[Extracted records]

* * *

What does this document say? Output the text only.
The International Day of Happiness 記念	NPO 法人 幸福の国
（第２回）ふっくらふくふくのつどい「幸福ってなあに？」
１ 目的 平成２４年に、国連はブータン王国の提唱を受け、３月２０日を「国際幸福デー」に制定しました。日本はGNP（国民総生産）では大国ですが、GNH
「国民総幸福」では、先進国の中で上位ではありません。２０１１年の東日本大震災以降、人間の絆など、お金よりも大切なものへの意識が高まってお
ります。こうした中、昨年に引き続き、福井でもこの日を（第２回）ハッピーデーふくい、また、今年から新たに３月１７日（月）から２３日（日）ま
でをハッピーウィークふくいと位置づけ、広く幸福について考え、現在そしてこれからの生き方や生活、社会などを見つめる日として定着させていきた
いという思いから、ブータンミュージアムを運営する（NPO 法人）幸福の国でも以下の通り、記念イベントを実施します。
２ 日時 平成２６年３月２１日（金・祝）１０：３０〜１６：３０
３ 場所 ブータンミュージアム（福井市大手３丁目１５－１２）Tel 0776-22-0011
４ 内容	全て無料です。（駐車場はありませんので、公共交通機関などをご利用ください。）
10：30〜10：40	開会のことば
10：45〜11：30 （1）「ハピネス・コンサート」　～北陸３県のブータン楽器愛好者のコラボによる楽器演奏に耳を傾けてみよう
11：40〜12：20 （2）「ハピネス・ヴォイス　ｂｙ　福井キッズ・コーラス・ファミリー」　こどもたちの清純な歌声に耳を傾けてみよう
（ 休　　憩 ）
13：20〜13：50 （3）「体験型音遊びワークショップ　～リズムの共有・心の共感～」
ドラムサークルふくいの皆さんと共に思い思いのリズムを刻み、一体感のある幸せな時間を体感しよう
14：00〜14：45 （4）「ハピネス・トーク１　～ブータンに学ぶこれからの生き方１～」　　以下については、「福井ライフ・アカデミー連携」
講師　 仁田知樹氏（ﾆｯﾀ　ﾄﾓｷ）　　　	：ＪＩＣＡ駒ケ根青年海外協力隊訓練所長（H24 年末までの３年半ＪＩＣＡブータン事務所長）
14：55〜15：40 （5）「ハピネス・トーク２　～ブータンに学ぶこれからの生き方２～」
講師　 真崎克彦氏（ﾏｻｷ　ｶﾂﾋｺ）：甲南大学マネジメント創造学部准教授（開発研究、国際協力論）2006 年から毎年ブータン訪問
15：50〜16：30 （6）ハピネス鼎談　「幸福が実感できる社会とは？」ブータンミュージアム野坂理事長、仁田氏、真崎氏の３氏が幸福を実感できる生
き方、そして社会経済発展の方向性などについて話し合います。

* * *

Exactly reproduce all of the entries above.

What does this document say? Output the text only.
The International Day of Happiness 記念	NPO 法人 幸福の国
（第２回）ふっくらふくふくのつどい「幸福ってなあに？」
１ 目的 平成２４年に、国連はブータン王国の提唱を受け、３月２０日を「国際幸福デー」に制定しました。日本はGNP（国民総生産）では大国ですが、GNH
「国民総幸福」では、先進国の中で上位ではありません。２０１１年の東日本大震災以降、人間の絆など、お金よりも大切なものへの意識が高まってお
ります。こうした中、昨年に引き続き、福井でもこの日を（第２回）ハッピーデーふくい、また、今年から新たに３月１７日（月）から２３日（日）ま
でをハッピーウィークふくいと位置づけ、広く幸福について考え、現在そしてこれからの生き方や生活、社会などを見つめる日として定着させていきた
いという思いから、ブータンミュージアムを運営する（NPO 法人）幸福の国でも以下の通り、記念イベントを実施します。
２ 日時 平成２６年３月２１日（金・祝）１０：３０〜１６：３０
３ 場所 ブータンミュージアム（福井市大手３丁目１５－１２）Tel 0776-22-0011
４ 内容	全て無料です。（駐車場はありませんので、公共交通機関などをご利用ください。）
10：30〜10：40	開会のことば
10：45〜11：30 （1）「ハピネス・コンサート」　～北陸３県のブータン楽器愛好者のコラボによる楽器演奏に耳を傾けてみよう
11：40〜12：20 （2）「ハピネス・ヴォイス　ｂｙ　福井キッズ・コーラス・ファミリー」　こどもたちの清純な歌声に耳を傾けてみよう
（ 休　　憩 ）
13：20〜13：50 （3）「体験型音遊びワークショップ　～リズムの共有・心の共感～」
ドラムサークルふくいの皆さんと共に思い思いのリズムを刻み、一体感のある幸せな時間を体感しよう
14：00〜14：45 （4）「ハピネス・トーク１　～ブータンに学ぶこれからの生き方１～」　　以下については、「福井ライフ・アカデミー連携」
講師　 仁田知樹氏（ﾆｯﾀ　ﾄﾓｷ）　　　	：ＪＩＣＡ駒ケ根青年海外協力隊訓練所長（H24 年末までの３年半ＪＩＣＡブータン事務所長）
14：55〜15：40 （5）「ハピネス・トーク２　～ブータンに学ぶこれからの生き方２～」
講師　 真崎克彦氏（ﾏｻｷ　ｶﾂﾋｺ）：甲南大学マネジメント創造学部准教授（開発研究、国際協力論）2006 年から毎年ブータン訪問
15：50〜16：30 （6）ハピネス鼎談　「幸福が実感できる社会とは？」ブータンミュージアム野坂理事長、仁田氏、真崎氏の３氏が幸福を実感できる生
き方、そして社会経済発展の方向性などについて話し合います。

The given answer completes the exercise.